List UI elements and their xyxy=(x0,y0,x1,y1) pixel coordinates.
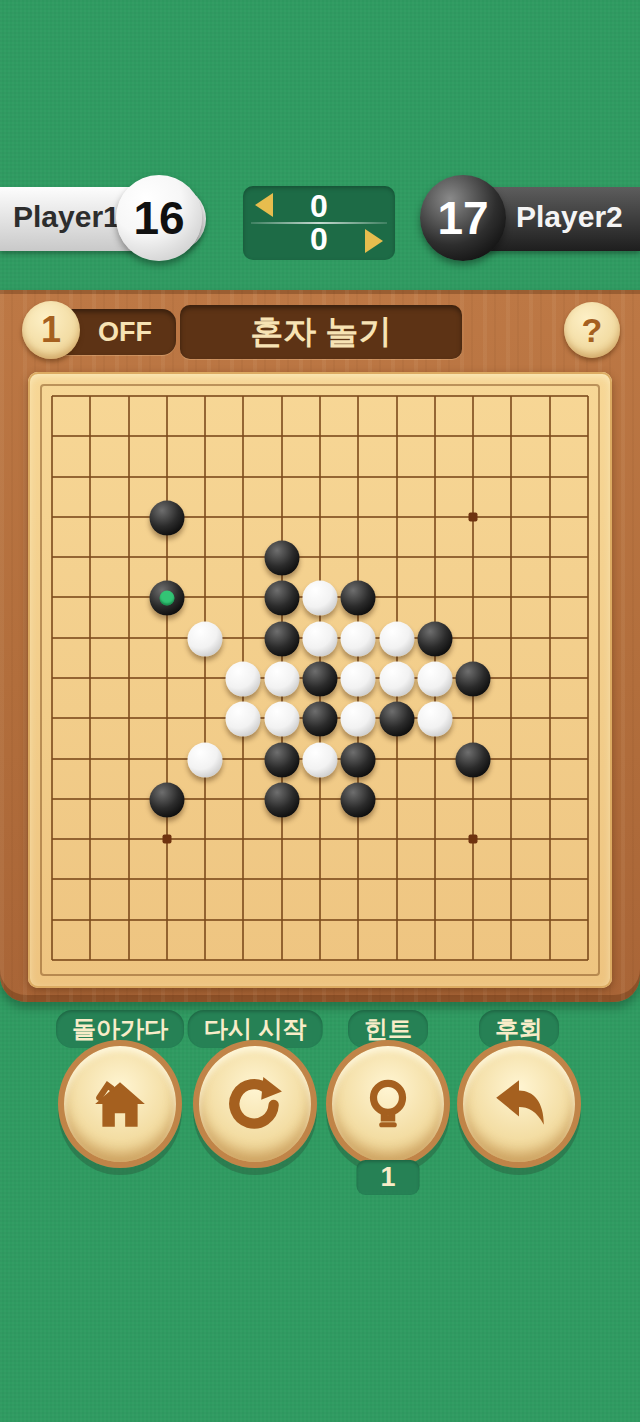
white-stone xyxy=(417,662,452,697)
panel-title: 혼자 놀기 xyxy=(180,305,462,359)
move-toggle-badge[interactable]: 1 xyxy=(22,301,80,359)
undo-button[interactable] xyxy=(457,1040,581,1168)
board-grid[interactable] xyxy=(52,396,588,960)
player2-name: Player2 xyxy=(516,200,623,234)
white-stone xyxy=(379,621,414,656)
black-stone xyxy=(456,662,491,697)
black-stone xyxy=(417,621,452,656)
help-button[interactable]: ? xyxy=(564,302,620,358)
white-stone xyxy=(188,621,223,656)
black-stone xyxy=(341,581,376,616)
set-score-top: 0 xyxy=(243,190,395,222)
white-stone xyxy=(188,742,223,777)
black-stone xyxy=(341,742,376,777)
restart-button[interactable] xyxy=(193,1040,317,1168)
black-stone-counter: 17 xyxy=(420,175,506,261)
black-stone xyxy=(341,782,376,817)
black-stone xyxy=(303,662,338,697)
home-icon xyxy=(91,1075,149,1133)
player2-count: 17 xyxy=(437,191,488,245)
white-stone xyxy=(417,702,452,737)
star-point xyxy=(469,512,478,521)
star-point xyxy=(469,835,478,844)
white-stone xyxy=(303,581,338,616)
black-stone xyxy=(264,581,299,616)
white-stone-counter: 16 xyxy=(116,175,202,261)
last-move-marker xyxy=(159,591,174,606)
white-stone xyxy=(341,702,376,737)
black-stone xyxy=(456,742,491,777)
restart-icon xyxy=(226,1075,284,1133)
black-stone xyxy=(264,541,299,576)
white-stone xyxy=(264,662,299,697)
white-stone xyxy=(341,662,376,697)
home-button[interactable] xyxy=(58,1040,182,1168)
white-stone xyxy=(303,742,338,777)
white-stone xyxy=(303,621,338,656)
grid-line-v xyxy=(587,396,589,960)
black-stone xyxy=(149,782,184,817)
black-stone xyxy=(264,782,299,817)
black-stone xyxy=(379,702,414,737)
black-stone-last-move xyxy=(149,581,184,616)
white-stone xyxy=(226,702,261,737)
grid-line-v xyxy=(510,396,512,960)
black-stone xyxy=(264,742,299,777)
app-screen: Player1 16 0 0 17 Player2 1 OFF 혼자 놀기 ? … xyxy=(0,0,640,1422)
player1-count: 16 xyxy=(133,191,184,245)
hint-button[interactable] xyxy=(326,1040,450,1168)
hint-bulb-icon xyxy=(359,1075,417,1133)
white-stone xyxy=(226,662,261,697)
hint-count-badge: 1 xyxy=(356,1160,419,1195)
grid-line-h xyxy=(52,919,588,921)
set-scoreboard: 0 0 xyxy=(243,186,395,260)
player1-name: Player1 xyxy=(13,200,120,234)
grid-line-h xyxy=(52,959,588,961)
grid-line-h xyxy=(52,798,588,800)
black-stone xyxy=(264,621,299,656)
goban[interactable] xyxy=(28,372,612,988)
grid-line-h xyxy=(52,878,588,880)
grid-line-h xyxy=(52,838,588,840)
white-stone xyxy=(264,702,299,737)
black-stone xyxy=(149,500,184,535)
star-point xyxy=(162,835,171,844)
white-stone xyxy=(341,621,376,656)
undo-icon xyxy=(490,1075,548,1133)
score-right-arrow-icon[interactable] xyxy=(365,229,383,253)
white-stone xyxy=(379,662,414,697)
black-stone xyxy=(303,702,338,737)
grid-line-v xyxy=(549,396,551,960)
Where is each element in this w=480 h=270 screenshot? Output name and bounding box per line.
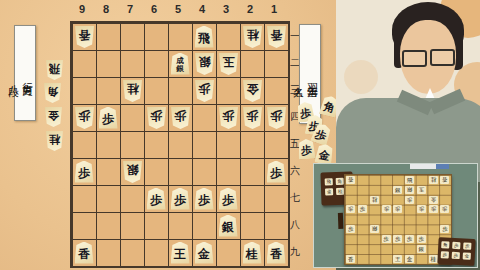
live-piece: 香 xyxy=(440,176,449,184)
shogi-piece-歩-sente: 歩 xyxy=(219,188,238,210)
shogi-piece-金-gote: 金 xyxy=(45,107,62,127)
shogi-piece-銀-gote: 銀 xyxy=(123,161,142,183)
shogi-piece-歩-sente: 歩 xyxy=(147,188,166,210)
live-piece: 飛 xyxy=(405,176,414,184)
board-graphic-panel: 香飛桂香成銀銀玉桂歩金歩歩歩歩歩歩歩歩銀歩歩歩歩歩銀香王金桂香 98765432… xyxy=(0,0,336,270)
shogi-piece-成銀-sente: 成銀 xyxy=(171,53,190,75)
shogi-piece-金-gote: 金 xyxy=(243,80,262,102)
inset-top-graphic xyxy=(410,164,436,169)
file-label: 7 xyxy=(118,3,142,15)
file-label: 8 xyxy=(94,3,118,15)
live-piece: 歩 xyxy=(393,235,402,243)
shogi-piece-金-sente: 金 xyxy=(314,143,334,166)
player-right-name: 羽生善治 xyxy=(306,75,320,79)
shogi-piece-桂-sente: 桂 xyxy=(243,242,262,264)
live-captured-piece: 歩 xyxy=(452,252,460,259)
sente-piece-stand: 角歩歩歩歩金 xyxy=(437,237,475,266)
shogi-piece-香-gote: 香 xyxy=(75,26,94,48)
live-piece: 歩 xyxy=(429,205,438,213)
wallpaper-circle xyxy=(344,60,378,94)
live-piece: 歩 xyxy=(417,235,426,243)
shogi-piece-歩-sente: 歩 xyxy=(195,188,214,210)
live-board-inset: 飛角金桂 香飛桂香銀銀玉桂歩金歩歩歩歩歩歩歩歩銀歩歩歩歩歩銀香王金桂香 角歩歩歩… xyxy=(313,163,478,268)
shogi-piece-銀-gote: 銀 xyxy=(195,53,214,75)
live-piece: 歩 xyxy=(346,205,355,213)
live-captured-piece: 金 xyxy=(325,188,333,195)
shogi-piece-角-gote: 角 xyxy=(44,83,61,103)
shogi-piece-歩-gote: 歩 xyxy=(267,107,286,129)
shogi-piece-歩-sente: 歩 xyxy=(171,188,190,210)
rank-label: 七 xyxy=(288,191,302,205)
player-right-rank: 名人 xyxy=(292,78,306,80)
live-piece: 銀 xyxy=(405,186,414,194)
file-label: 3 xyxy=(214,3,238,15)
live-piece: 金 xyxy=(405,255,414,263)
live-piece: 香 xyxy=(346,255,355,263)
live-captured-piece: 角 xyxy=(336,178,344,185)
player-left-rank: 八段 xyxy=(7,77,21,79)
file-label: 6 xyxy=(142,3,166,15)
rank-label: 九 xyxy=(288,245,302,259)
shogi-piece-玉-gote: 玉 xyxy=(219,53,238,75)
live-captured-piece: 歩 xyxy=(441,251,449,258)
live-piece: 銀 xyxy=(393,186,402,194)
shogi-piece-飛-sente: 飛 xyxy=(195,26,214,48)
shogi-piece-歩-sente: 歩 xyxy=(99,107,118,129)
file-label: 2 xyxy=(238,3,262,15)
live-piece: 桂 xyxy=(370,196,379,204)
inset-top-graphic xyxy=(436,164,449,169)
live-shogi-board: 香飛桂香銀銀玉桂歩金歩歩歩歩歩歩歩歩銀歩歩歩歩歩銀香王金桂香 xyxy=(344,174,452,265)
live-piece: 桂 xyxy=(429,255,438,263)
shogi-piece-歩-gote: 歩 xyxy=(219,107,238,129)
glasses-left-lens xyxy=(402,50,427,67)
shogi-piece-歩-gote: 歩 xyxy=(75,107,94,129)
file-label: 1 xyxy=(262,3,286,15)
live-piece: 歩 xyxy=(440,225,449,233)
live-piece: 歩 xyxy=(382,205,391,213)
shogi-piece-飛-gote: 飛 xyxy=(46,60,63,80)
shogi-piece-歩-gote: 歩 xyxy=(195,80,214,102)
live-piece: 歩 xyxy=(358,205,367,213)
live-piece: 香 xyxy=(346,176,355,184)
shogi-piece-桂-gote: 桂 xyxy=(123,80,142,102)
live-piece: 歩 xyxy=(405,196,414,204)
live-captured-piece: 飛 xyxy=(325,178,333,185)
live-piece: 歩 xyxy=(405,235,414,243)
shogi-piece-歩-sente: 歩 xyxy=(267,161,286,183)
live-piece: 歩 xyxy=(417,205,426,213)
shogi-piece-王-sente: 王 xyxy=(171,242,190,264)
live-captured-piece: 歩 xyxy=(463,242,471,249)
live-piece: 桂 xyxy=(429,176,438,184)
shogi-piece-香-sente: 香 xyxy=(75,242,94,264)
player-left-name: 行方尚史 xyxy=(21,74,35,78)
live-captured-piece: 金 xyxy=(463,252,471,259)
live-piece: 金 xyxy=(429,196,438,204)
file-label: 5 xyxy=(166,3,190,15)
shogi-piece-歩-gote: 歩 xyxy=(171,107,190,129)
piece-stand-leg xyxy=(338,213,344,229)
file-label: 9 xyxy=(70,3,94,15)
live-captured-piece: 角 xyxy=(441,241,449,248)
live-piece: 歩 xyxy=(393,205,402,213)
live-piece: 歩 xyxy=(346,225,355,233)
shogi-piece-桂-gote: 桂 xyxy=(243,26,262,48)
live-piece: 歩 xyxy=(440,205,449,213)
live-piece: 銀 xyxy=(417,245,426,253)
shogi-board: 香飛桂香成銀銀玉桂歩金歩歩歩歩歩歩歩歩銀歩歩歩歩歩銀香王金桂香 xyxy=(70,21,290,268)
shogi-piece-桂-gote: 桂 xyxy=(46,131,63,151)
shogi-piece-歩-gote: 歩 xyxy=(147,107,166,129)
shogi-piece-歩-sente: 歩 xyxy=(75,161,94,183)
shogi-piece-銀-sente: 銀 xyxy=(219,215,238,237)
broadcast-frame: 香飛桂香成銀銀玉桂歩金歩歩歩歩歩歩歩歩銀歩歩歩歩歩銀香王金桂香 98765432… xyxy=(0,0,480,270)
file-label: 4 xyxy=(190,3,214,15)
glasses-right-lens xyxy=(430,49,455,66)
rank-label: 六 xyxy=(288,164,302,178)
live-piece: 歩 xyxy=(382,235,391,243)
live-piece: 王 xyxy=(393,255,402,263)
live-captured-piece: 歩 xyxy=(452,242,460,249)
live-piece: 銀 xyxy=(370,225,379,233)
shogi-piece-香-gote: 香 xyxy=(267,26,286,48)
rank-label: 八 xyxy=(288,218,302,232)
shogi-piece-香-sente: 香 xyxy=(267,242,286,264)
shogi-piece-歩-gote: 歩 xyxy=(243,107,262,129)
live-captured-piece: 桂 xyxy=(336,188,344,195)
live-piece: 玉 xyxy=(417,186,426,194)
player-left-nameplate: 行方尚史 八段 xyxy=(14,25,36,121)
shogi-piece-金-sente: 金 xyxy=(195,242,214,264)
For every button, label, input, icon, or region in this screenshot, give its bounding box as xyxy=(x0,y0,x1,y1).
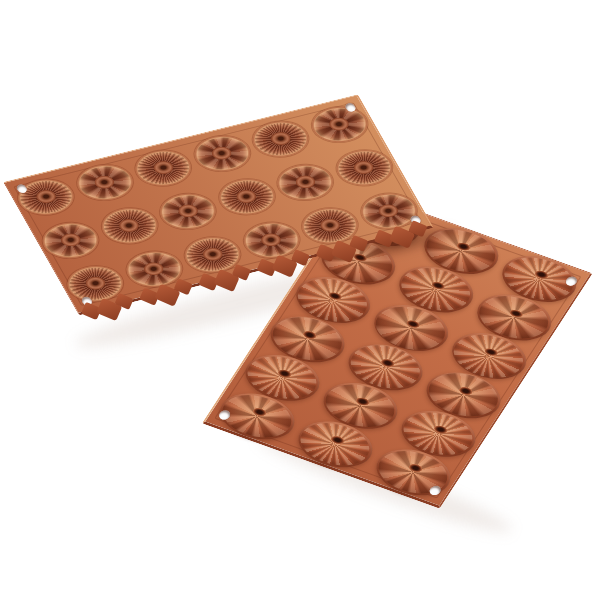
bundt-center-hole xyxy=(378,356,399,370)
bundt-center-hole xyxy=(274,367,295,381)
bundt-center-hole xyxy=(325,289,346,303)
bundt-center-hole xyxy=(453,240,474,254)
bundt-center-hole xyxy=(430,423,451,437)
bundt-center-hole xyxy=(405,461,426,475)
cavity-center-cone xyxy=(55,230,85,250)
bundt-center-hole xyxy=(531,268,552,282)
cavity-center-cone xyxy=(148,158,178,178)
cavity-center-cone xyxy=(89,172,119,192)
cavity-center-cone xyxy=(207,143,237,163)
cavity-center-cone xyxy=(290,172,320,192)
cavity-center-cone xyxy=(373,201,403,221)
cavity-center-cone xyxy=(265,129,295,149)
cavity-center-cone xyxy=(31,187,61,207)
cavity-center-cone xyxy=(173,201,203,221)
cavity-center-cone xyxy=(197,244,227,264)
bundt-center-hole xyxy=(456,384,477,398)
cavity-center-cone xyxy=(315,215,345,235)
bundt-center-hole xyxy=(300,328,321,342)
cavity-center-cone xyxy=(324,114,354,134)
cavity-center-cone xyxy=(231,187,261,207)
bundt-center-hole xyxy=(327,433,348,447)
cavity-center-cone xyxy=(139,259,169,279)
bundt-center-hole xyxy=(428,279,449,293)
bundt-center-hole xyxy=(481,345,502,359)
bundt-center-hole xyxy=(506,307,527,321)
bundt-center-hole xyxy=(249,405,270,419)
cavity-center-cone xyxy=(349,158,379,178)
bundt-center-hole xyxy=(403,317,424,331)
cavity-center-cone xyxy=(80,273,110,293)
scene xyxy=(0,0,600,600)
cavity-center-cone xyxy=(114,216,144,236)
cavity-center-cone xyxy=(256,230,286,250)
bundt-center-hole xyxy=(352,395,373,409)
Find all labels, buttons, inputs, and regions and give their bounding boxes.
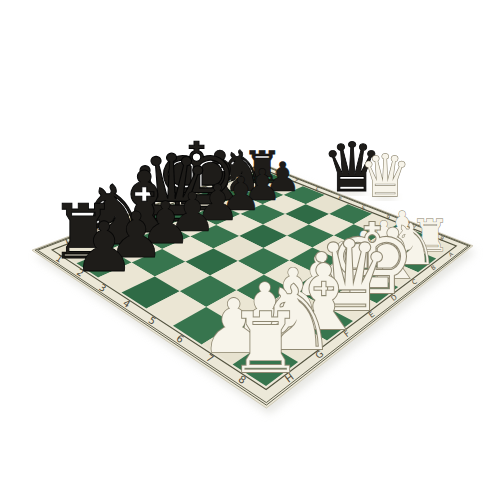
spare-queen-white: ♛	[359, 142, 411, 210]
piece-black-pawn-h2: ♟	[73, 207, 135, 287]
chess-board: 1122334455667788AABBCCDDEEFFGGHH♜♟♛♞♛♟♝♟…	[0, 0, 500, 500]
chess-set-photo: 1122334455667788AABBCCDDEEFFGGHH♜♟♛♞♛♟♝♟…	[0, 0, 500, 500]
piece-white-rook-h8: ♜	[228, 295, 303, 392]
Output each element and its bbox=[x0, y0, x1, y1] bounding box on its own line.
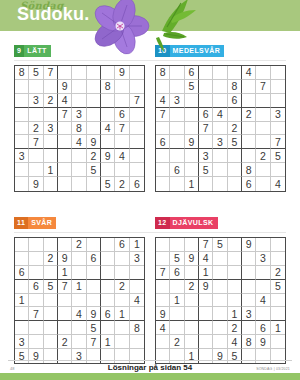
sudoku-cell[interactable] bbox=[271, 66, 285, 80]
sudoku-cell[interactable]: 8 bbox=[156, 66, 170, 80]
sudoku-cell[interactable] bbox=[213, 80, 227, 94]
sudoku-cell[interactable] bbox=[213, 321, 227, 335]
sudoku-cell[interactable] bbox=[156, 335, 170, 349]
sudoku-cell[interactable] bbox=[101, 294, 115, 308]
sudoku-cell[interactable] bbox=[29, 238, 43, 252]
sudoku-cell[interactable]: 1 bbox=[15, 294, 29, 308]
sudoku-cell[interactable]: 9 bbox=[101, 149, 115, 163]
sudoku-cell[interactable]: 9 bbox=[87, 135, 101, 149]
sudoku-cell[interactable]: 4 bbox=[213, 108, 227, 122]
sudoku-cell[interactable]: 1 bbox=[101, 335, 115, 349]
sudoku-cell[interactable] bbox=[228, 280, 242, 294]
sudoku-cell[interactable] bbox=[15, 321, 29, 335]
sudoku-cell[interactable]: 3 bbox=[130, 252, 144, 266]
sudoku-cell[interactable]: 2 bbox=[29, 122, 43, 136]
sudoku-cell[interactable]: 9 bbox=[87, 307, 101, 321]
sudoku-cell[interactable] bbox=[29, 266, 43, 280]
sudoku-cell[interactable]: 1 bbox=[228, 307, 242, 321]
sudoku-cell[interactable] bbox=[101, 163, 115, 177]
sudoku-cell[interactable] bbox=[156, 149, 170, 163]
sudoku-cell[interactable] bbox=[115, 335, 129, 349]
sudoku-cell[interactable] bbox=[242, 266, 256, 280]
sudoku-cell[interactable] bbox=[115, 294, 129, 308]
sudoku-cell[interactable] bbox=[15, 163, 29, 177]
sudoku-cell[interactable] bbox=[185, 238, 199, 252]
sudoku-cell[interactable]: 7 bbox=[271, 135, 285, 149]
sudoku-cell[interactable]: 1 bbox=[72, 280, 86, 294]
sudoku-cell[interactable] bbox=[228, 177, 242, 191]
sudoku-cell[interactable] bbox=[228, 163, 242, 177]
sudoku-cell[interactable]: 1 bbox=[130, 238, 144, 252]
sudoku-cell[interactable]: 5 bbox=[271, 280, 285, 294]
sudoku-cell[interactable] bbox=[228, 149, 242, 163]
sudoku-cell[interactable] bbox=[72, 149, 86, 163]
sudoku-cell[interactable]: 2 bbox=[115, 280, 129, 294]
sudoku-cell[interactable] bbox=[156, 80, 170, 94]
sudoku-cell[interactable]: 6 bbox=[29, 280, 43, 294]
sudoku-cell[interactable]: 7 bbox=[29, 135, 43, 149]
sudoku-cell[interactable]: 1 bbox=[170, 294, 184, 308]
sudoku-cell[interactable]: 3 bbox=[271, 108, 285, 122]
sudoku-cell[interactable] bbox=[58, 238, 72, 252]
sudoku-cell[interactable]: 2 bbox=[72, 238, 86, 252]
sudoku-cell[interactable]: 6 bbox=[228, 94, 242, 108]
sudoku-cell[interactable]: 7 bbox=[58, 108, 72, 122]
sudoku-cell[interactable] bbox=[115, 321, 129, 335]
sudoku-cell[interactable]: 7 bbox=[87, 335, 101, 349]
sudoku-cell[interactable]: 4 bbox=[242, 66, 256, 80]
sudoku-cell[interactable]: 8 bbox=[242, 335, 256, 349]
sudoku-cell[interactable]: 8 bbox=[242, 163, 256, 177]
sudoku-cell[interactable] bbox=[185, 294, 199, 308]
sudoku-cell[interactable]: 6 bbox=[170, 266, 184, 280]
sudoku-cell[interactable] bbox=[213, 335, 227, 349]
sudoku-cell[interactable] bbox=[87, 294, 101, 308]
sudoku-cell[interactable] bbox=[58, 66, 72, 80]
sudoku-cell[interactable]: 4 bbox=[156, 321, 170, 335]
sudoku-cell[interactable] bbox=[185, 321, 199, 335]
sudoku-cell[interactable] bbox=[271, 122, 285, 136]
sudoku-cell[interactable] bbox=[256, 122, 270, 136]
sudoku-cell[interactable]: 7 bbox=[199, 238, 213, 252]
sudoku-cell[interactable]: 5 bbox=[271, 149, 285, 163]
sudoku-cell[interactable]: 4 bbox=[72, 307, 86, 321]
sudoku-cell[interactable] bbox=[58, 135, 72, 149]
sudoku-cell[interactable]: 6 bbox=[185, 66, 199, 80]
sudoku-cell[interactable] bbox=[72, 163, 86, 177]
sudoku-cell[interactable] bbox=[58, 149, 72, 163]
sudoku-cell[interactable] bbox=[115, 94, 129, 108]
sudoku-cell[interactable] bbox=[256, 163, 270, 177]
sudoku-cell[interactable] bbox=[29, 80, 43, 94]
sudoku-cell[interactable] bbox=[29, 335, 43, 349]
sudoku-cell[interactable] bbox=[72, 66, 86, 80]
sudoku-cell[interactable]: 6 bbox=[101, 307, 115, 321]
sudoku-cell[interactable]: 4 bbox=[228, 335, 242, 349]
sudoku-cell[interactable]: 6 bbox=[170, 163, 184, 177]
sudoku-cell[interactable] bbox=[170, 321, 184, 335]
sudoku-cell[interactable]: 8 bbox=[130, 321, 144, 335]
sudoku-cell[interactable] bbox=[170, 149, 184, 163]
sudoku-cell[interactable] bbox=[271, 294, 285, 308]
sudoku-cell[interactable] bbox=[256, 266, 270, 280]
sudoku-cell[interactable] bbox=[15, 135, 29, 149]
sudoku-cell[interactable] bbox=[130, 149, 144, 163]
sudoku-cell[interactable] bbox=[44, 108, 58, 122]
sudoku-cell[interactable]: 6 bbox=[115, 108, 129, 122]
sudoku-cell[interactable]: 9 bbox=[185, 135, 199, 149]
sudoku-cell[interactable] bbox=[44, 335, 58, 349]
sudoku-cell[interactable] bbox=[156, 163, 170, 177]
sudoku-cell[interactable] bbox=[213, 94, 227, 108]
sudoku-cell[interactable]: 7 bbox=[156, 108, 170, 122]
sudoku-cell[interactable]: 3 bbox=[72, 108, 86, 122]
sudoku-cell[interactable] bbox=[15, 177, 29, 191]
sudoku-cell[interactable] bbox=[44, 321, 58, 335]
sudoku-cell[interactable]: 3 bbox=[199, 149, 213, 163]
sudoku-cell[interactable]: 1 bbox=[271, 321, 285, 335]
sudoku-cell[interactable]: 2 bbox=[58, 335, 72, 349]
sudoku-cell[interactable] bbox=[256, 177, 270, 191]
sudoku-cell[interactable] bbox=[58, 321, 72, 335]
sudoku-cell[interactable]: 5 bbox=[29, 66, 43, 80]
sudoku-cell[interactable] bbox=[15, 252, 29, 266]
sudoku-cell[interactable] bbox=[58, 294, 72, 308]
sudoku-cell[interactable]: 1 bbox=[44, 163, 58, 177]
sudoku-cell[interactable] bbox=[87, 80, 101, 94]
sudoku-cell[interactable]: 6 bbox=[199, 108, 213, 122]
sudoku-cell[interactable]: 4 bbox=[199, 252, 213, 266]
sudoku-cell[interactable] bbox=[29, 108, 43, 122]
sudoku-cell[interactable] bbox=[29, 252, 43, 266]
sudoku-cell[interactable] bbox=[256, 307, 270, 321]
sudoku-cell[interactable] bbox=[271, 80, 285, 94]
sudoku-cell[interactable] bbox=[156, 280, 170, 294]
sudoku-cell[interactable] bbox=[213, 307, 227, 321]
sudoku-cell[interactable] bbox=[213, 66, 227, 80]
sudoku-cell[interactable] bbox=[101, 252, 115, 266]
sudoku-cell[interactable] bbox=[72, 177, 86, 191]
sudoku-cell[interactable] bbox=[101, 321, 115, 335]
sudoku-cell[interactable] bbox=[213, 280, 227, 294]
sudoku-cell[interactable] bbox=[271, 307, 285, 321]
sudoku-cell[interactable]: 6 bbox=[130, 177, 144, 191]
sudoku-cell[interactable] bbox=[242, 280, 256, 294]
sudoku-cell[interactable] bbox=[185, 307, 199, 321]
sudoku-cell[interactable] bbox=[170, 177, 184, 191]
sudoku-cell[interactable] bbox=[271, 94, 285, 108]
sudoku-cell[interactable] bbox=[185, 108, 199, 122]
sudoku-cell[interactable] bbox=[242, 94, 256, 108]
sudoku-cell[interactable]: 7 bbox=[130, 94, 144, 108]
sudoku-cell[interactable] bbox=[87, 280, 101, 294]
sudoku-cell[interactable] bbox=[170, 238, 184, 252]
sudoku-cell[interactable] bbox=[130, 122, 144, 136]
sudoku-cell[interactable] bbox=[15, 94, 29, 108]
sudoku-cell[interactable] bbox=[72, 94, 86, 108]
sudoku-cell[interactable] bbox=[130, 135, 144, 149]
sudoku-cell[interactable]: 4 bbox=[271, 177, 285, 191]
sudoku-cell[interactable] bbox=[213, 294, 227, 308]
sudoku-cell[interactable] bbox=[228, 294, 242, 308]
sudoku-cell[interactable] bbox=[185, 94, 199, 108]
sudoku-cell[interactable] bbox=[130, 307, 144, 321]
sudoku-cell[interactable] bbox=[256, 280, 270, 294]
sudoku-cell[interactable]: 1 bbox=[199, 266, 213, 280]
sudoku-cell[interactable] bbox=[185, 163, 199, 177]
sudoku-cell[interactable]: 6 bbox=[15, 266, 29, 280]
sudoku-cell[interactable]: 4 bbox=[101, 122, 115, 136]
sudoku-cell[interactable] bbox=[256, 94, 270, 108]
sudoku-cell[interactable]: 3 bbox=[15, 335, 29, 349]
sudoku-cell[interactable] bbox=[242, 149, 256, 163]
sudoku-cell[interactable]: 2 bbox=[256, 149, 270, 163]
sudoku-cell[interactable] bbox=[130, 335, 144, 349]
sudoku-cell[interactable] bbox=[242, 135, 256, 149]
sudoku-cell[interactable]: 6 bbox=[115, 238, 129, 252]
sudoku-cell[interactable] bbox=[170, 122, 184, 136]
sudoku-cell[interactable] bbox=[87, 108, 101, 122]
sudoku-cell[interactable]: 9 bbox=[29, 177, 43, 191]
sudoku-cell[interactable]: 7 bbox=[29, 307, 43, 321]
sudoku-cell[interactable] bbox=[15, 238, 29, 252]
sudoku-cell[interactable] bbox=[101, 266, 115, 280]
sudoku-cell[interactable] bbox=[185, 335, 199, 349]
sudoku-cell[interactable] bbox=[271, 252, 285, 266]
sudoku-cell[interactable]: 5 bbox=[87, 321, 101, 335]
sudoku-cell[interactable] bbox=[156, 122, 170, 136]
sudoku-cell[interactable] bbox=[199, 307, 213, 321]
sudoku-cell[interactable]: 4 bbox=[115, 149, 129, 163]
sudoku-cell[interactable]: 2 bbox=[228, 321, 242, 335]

## [WORK TO COMPLETE]
Count the lines in the material above that contain the string "home". Reply with the number alone.

## [RESULT OF THE TASK]
2